Hope that leads you further.

Vern

On 12/16/2015 5:14 AM, Wilson, Jonathan wrote:
On Tue, 2015-12-15 at 10:04 -0500, Charles Wilt wrote:
How's this?

select * from qtemp.cntry
where :newcode like (CountryCode concat '%')
or CountryCode like (:newcode concat '%')

Well that was far easier than I had assumed... but leads me on to one
final question.

Given the 10 digit ISBN holds a country code within it, and there is no
indication of how many digits make up the country code... how would I do
something along the lines of:

select SomeFields from BiblFile join with Countryfile where
BiblFile.ISBN contains partial match with CountryFile.Country.

So
011700001X TitleA
810115400X TitleB
922241012X TitleC
922941011X TitleD

and
0 English
1 English
80 Czech Republic
81 India
82 Norway
9229 Guatemala

creates
011700001X TitleA 0 English
810115400X TitleB 1 India
922241012X TitleC
922941011X TitleD 9229 Guatemala

Using your assumption of varying length fields, no trailing spaces.

Problems to work on:
[1] In the ISBN discussion, which country does the code 9229 represent?
[2] Carry on the ISBN discussion from the point where it stops.
The data have no connection to the ISBN discussion.

Input data:
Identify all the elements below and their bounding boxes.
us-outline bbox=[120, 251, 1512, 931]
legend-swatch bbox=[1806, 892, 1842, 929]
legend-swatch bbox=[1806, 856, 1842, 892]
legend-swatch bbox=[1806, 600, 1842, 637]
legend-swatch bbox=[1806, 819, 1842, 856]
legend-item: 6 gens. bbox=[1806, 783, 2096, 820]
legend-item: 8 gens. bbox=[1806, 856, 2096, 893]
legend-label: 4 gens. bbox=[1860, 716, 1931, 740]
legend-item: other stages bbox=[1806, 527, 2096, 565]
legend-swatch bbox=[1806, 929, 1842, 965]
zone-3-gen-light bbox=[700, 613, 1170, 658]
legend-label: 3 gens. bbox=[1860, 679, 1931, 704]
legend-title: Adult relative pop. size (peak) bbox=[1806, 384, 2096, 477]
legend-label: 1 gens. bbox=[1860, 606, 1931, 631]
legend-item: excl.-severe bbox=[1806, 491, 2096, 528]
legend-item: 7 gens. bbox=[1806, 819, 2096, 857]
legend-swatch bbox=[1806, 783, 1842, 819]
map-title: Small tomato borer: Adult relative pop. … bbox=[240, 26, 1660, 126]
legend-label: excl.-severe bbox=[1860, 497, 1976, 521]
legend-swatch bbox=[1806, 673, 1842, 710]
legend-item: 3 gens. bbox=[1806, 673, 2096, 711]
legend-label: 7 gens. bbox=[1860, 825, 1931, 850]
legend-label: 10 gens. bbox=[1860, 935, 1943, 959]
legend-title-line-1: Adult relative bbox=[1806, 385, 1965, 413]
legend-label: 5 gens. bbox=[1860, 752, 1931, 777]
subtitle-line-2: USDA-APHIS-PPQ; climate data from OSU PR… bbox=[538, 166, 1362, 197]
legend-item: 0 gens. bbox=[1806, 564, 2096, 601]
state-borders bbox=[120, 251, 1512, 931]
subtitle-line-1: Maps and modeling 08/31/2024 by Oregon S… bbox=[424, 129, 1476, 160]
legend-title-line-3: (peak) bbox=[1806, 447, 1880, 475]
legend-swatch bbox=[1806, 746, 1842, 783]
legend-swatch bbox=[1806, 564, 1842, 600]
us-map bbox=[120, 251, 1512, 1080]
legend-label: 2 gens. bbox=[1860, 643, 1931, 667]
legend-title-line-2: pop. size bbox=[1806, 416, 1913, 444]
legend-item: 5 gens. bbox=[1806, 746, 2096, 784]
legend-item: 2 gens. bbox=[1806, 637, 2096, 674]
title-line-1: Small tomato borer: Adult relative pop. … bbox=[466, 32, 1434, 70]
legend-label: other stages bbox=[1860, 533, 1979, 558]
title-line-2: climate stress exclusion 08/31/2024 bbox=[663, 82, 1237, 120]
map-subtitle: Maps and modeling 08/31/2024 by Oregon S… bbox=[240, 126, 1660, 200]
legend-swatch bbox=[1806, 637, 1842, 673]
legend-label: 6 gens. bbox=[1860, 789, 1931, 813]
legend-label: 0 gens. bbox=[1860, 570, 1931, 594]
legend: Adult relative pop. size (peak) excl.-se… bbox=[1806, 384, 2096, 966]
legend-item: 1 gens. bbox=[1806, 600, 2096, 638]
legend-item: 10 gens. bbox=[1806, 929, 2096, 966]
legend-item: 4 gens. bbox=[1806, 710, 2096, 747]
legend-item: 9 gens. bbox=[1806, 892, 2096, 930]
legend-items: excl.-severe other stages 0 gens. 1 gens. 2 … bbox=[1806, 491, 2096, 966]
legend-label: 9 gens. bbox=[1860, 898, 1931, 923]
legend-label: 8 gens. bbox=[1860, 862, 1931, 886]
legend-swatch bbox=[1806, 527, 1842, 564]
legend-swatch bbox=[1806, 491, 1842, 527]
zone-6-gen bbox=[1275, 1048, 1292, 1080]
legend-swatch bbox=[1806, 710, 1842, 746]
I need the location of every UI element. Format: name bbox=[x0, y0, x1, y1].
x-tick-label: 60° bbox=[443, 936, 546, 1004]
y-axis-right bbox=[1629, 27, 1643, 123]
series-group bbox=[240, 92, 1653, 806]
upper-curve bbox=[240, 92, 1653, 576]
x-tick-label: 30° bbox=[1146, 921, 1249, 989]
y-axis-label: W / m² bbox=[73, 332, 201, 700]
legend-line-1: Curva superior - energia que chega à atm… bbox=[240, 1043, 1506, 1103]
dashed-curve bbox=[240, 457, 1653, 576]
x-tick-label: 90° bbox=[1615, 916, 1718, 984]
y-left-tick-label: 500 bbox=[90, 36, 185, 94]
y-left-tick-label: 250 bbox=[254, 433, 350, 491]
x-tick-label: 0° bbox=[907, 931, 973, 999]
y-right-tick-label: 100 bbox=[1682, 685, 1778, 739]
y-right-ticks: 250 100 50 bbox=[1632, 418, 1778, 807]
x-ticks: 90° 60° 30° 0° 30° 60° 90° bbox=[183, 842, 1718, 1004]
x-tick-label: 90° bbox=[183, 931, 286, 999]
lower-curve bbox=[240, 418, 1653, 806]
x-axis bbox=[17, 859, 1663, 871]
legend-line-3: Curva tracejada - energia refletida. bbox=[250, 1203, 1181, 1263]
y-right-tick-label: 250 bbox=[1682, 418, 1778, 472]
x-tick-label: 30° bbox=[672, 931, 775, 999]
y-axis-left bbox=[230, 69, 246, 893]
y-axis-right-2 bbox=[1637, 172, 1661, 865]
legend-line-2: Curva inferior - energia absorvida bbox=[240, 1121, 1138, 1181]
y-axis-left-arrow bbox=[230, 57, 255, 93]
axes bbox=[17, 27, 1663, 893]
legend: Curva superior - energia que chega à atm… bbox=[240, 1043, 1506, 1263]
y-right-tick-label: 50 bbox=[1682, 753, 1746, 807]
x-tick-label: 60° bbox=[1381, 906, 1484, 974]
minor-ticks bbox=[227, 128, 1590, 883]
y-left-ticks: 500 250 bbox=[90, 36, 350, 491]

List of answers:
[1] Guatemala.

[2]
I get the feeling that its something to do with joining the country file
to the bibliographic file, but in reverse - kind of.

Select SomeFields from BiblFile and CountryFile where rightjoin
(CountryFile.Country *cat '%') like Biblfile.ISBN


Charles


On Tue, Dec 15, 2015 at 9:47 AM, Wilson, Jonathan <piercing_male@xxxxxxxxxxx
wrote:
This question is based in part on an ISBN structure, but is not strictly
following the rules.

Both short and long answers are appreciated, even ones that say "look at
the ... statement in the ... manual" or "this link does something
similar, you'll have to adapt it to DB2/i" as I'm working with very very
little experience of SQL (basic selects/inserts/updates is my current
level of experience).

An ISBN is made up of 3 parts (Excluding the new prefix, and checksum).

Country (Also language, as "English" is denoted by 0 and 1)
Imprint (publisher)
Book

All the parts are variable in length, so if a country produces few books
its country code is longer than a country producing a lot of titles.